(Extracted records)

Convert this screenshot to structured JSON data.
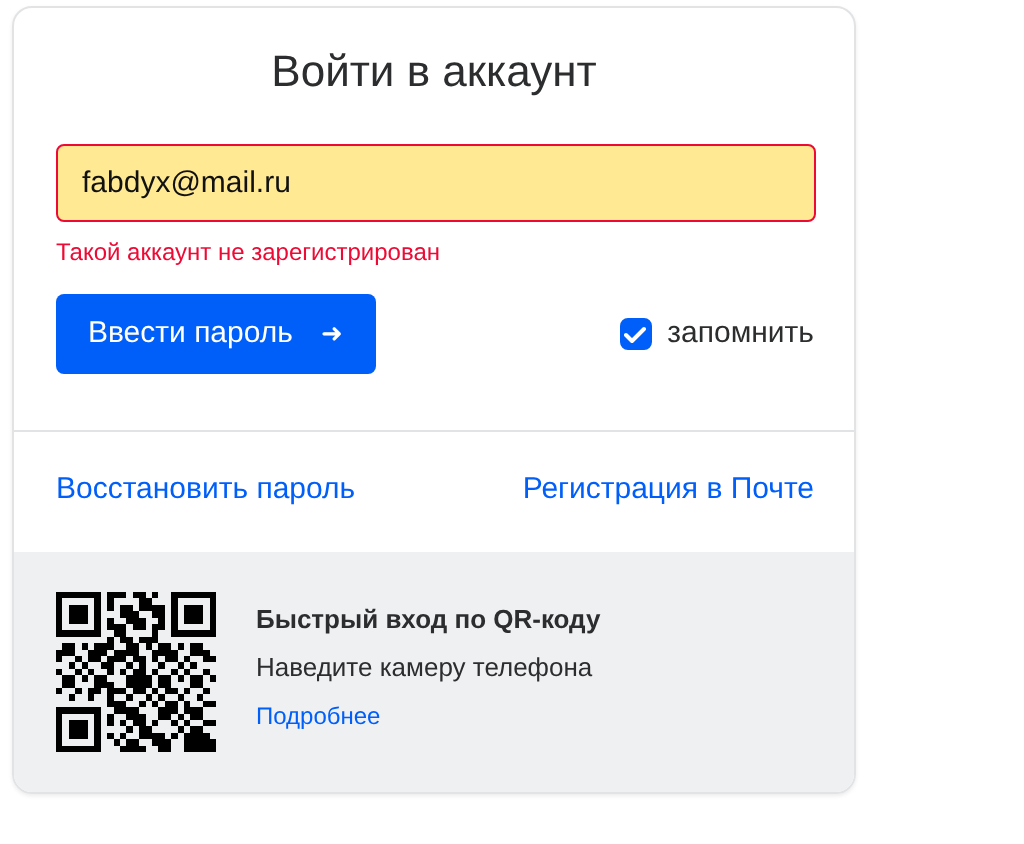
{
  "title": "Войти в аккаунт",
  "email_field": {
    "value": "fabdyx@mail.ru",
    "invalid": true
  },
  "error": "Такой аккаунт не зарегистрирован",
  "submit_button": {
    "label": "Ввести пароль",
    "icon": "➜"
  },
  "remember": {
    "label": "запомнить",
    "checked": true
  },
  "links": [
    "Восстановить пароль",
    "Регистрация в Почте"
  ],
  "qr_login": {
    "title": "Быстрый вход по QR-коду",
    "hint": "Наведите камеру телефона",
    "link": "Подробнее"
  }
}
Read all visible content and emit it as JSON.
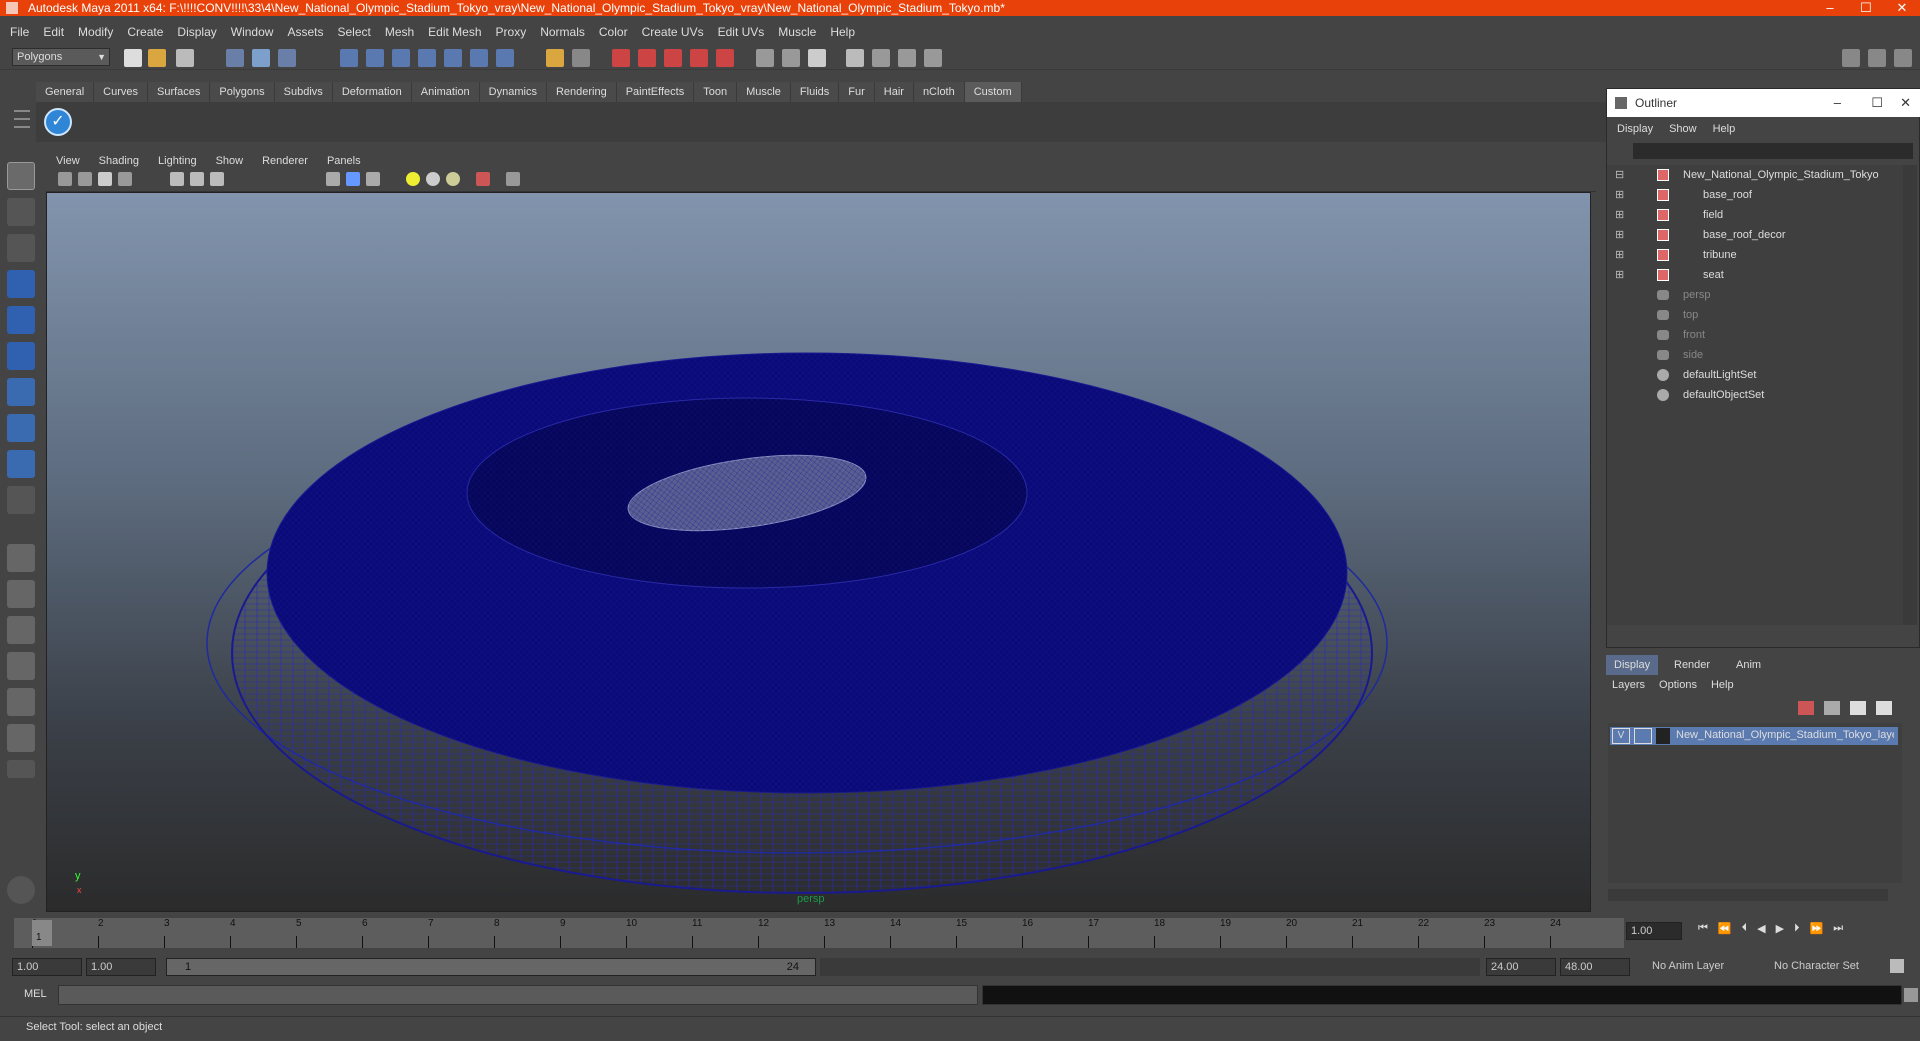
{
  "window": {
    "title": "Autodesk Maya 2011 x64: F:\\!!!!CONV!!!!\\33\\4\\New_National_Olympic_Stadium_Tokyo_vray\\New_National_Olympic_Stadium_Tokyo_vray\\New_National_Olympic_Stadium_Tokyo.mb*"
  },
  "menu": [
    "File",
    "Edit",
    "Modify",
    "Create",
    "Display",
    "Window",
    "Assets",
    "Select",
    "Mesh",
    "Edit Mesh",
    "Proxy",
    "Normals",
    "Color",
    "Create UVs",
    "Edit UVs",
    "Muscle",
    "Help"
  ],
  "mode_selector": "Polygons",
  "shelf_tabs": [
    "General",
    "Curves",
    "Surfaces",
    "Polygons",
    "Subdivs",
    "Deformation",
    "Animation",
    "Dynamics",
    "Rendering",
    "PaintEffects",
    "Toon",
    "Muscle",
    "Fluids",
    "Fur",
    "Hair",
    "nCloth",
    "Custom"
  ],
  "viewport": {
    "menu": [
      "View",
      "Shading",
      "Lighting",
      "Show",
      "Renderer",
      "Panels"
    ],
    "camera_label": "persp",
    "axis_y": "y",
    "axis_x": "x"
  },
  "outliner": {
    "title": "Outliner",
    "menu": [
      "Display",
      "Show",
      "Help"
    ],
    "items": [
      {
        "label": "New_National_Olympic_Stadium_Tokyo",
        "kind": "transform",
        "dim": false
      },
      {
        "label": "base_roof",
        "kind": "transform",
        "dim": false
      },
      {
        "label": "field",
        "kind": "transform",
        "dim": false
      },
      {
        "label": "base_roof_decor",
        "kind": "transform",
        "dim": false
      },
      {
        "label": "tribune",
        "kind": "transform",
        "dim": false
      },
      {
        "label": "seat",
        "kind": "transform",
        "dim": false
      },
      {
        "label": "persp",
        "kind": "camera",
        "dim": true
      },
      {
        "label": "top",
        "kind": "camera",
        "dim": true
      },
      {
        "label": "front",
        "kind": "camera",
        "dim": true
      },
      {
        "label": "side",
        "kind": "camera",
        "dim": true
      },
      {
        "label": "defaultLightSet",
        "kind": "set",
        "dim": false
      },
      {
        "label": "defaultObjectSet",
        "kind": "set",
        "dim": false
      }
    ]
  },
  "layer_editor": {
    "tabs": [
      "Display",
      "Render",
      "Anim"
    ],
    "menu": [
      "Layers",
      "Options",
      "Help"
    ],
    "layer": {
      "visible": "V",
      "name": "New_National_Olympic_Stadium_Tokyo_layer"
    }
  },
  "timeline": {
    "ticks": [
      "1",
      "2",
      "3",
      "4",
      "5",
      "6",
      "7",
      "8",
      "9",
      "10",
      "11",
      "12",
      "13",
      "14",
      "15",
      "16",
      "17",
      "18",
      "19",
      "20",
      "21",
      "22",
      "23",
      "24"
    ],
    "current_frame": "1",
    "current_field": "1.00"
  },
  "range": {
    "start": "1.00",
    "start2": "1.00",
    "slider_start": "1",
    "slider_end": "24",
    "end": "24.00",
    "end2": "48.00",
    "anim_layer": "No Anim Layer",
    "character_set": "No Character Set"
  },
  "mel": {
    "label": "MEL"
  },
  "status": "Select Tool: select an object"
}
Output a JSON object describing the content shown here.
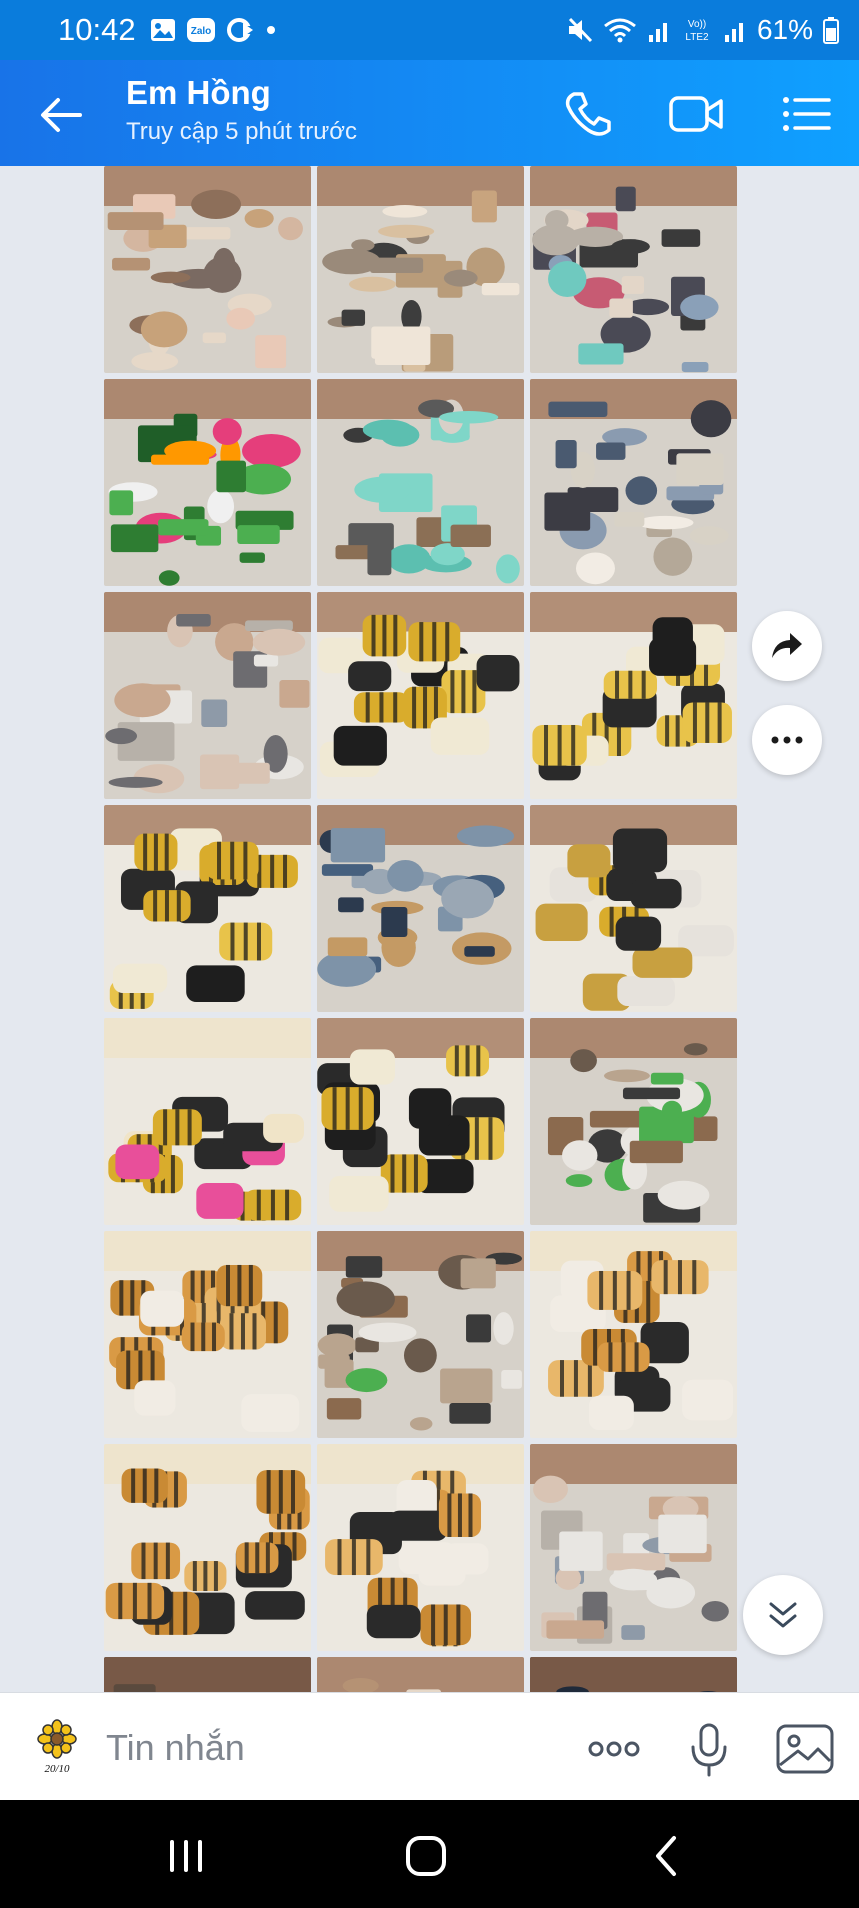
{
  "status": {
    "time": "10:42",
    "battery": "61%",
    "icons_left": [
      "gallery-icon",
      "zalo-icon",
      "refresh-icon",
      "dot-icon"
    ],
    "icons_right": [
      "mute-icon",
      "wifi-icon",
      "signal-icon",
      "volte-icon",
      "signal-icon",
      "battery-icon"
    ]
  },
  "header": {
    "title": "Em Hồng",
    "subtitle": "Truy cập 5 phút trước",
    "buttons": [
      "back-icon",
      "phone-icon",
      "video-call-icon",
      "menu-list-icon"
    ]
  },
  "gallery": {
    "rows": 8,
    "columns": 3,
    "tiles": [
      {
        "theme": "mixed-boxes"
      },
      {
        "theme": "cardboard-boxes"
      },
      {
        "theme": "clothes-teal"
      },
      {
        "theme": "green-bags"
      },
      {
        "theme": "teal-boxes"
      },
      {
        "theme": "clothes-child"
      },
      {
        "theme": "clothes-white"
      },
      {
        "theme": "yellow-bales"
      },
      {
        "theme": "yellow-bales"
      },
      {
        "theme": "yellow-bales"
      },
      {
        "theme": "clothes-denim"
      },
      {
        "theme": "yellow-bales-floor"
      },
      {
        "theme": "yellow-bales-pink"
      },
      {
        "theme": "yellow-bales"
      },
      {
        "theme": "clothes-floor"
      },
      {
        "theme": "orange-bales-child"
      },
      {
        "theme": "clothes-floor"
      },
      {
        "theme": "orange-bales-child"
      },
      {
        "theme": "orange-bales"
      },
      {
        "theme": "orange-bales-child"
      },
      {
        "theme": "clothes-white"
      },
      {
        "theme": "dark"
      },
      {
        "theme": "mixed-boxes"
      },
      {
        "theme": "dark"
      }
    ]
  },
  "fabs": [
    "share-forward-icon",
    "more-horizontal-icon",
    "scroll-down-icon"
  ],
  "input": {
    "placeholder": "Tin nhắn",
    "sticker_label": "20/10",
    "buttons": [
      "more-dots-icon",
      "microphone-icon",
      "image-icon"
    ]
  },
  "navbar": [
    "recent-apps-icon",
    "home-icon",
    "back-nav-icon"
  ],
  "colors": {
    "header_start": "#1873e8",
    "header_end": "#0fa0ff",
    "background": "#e4e8ef",
    "yellow_bale": "#d7a92a",
    "orange_bale": "#d99a45"
  }
}
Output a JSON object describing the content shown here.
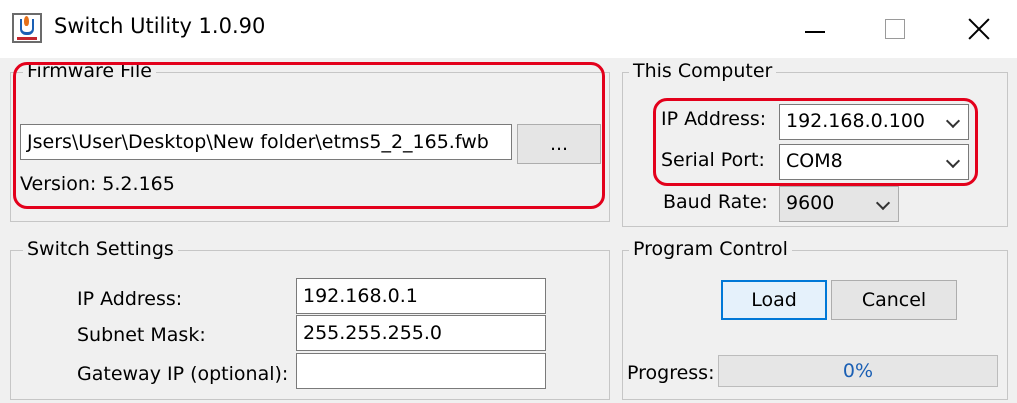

**Work required:**
The records above are to be reproduced exactly; the pictures are to be left out.

**Answer for this exercise:**
Convert this screenshot to structured JSON data.
{
  "title": "Войти в аккаунт",
  "email_field": {
    "value": "fabdyx@mail.ru",
    "invalid": true
  },
  "error": "Такой аккаунт не зарегистрирован",
  "submit_button": {
    "label": "Ввести пароль",
    "icon": "➜"
  },
  "remember": {
    "label": "запомнить",
    "checked": true
  },
  "links": [
    "Восстановить пароль",
    "Регистрация в Почте"
  ],
  "qr_login": {
    "title": "Быстрый вход по QR-коду",
    "hint": "Наведите камеру телефона",
    "link": "Подробнее"
  }
}
Read all visible content and emit it as JSON.
{
  "window": {
    "title": "Autodesk Maya 2011 x64: F:\\!!!!CONV!!!!\\33\\4\\New_National_Olympic_Stadium_Tokyo_vray\\New_National_Olympic_Stadium_Tokyo_vray\\New_National_Olympic_Stadium_Tokyo.mb*"
  },
  "menu": [
    "File",
    "Edit",
    "Modify",
    "Create",
    "Display",
    "Window",
    "Assets",
    "Select",
    "Mesh",
    "Edit Mesh",
    "Proxy",
    "Normals",
    "Color",
    "Create UVs",
    "Edit UVs",
    "Muscle",
    "Help"
  ],
  "mode_selector": "Polygons",
  "shelf_tabs": [
    "General",
    "Curves",
    "Surfaces",
    "Polygons",
    "Subdivs",
    "Deformation",
    "Animation",
    "Dynamics",
    "Rendering",
    "PaintEffects",
    "Toon",
    "Muscle",
    "Fluids",
    "Fur",
    "Hair",
    "nCloth",
    "Custom"
  ],
  "viewport": {
    "menu": [
      "View",
      "Shading",
      "Lighting",
      "Show",
      "Renderer",
      "Panels"
    ],
    "camera_label": "persp",
    "axis_y": "y",
    "axis_x": "x"
  },
  "outliner": {
    "title": "Outliner",
    "menu": [
      "Display",
      "Show",
      "Help"
    ],
    "items": [
      {
        "label": "New_National_Olympic_Stadium_Tokyo",
        "kind": "transform",
        "dim": false
      },
      {
        "label": "base_roof",
        "kind": "transform",
        "dim": false
      },
      {
        "label": "field",
        "kind": "transform",
        "dim": false
      },
      {
        "label": "base_roof_decor",
        "kind": "transform",
        "dim": false
      },
      {
        "label": "tribune",
        "kind": "transform",
        "dim": false
      },
      {
        "label": "seat",
        "kind": "transform",
        "dim": false
      },
      {
        "label": "persp",
        "kind": "camera",
        "dim": true
      },
      {
        "label": "top",
        "kind": "camera",
        "dim": true
      },
      {
        "label": "front",
        "kind": "camera",
        "dim": true
      },
      {
        "label": "side",
        "kind": "camera",
        "dim": true
      },
      {
        "label": "defaultLightSet",
        "kind": "set",
        "dim": false
      },
      {
        "label": "defaultObjectSet",
        "kind": "set",
        "dim": false
      }
    ]
  },
  "layer_editor": {
    "tabs": [
      "Display",
      "Render",
      "Anim"
    ],
    "menu": [
      "Layers",
      "Options",
      "Help"
    ],
    "layer": {
      "visible": "V",
      "name": "New_National_Olympic_Stadium_Tokyo_layer"
    }
  },
  "timeline": {
    "ticks": [
      "1",
      "2",
      "3",
      "4",
      "5",
      "6",
      "7",
      "8",
      "9",
      "10",
      "11",
      "12",
      "13",
      "14",
      "15",
      "16",
      "17",
      "18",
      "19",
      "20",
      "21",
      "22",
      "23",
      "24"
    ],
    "current_frame": "1",
    "current_field": "1.00"
  },
  "range": {
    "start": "1.00",
    "start2": "1.00",
    "slider_start": "1",
    "slider_end": "24",
    "end": "24.00",
    "end2": "48.00",
    "anim_layer": "No Anim Layer",
    "character_set": "No Character Set"
  },
  "mel": {
    "label": "MEL"
  },
  "status": "Select Tool: select an object"
}
Output a JSON object describing the content shown here.
{
  "status": {
    "time": "10:42",
    "battery": "61%",
    "icons_left": [
      "gallery-icon",
      "zalo-icon",
      "refresh-icon",
      "dot-icon"
    ],
    "icons_right": [
      "mute-icon",
      "wifi-icon",
      "signal-icon",
      "volte-icon",
      "signal-icon",
      "battery-icon"
    ]
  },
  "header": {
    "title": "Em Hồng",
    "subtitle": "Truy cập 5 phút trước",
    "buttons": [
      "back-icon",
      "phone-icon",
      "video-call-icon",
      "menu-list-icon"
    ]
  },
  "gallery": {
    "rows": 8,
    "columns": 3,
    "tiles": [
      {
        "theme": "mixed-boxes"
      },
      {
        "theme": "cardboard-boxes"
      },
      {
        "theme": "clothes-teal"
      },
      {
        "theme": "green-bags"
      },
      {
        "theme": "teal-boxes"
      },
      {
        "theme": "clothes-child"
      },
      {
        "theme": "clothes-white"
      },
      {
        "theme": "yellow-bales"
      },
      {
        "theme": "yellow-bales"
      },
      {
        "theme": "yellow-bales"
      },
      {
        "theme": "clothes-denim"
      },
      {
        "theme": "yellow-bales-floor"
      },
      {
        "theme": "yellow-bales-pink"
      },
      {
        "theme": "yellow-bales"
      },
      {
        "theme": "clothes-floor"
      },
      {
        "theme": "orange-bales-child"
      },
      {
        "theme": "clothes-floor"
      },
      {
        "theme": "orange-bales-child"
      },
      {
        "theme": "orange-bales"
      },
      {
        "theme": "orange-bales-child"
      },
      {
        "theme": "clothes-white"
      },
      {
        "theme": "dark"
      },
      {
        "theme": "mixed-boxes"
      },
      {
        "theme": "dark"
      }
    ]
  },
  "fabs": [
    "share-forward-icon",
    "more-horizontal-icon",
    "scroll-down-icon"
  ],
  "input": {
    "placeholder": "Tin nhắn",
    "sticker_label": "20/10",
    "buttons": [
      "more-dots-icon",
      "microphone-icon",
      "image-icon"
    ]
  },
  "navbar": [
    "recent-apps-icon",
    "home-icon",
    "back-nav-icon"
  ],
  "colors": {
    "header_start": "#1873e8",
    "header_end": "#0fa0ff",
    "background": "#e4e8ef",
    "yellow_bale": "#d7a92a",
    "orange_bale": "#d99a45"
  }
}
Output a JSON object describing the content shown here.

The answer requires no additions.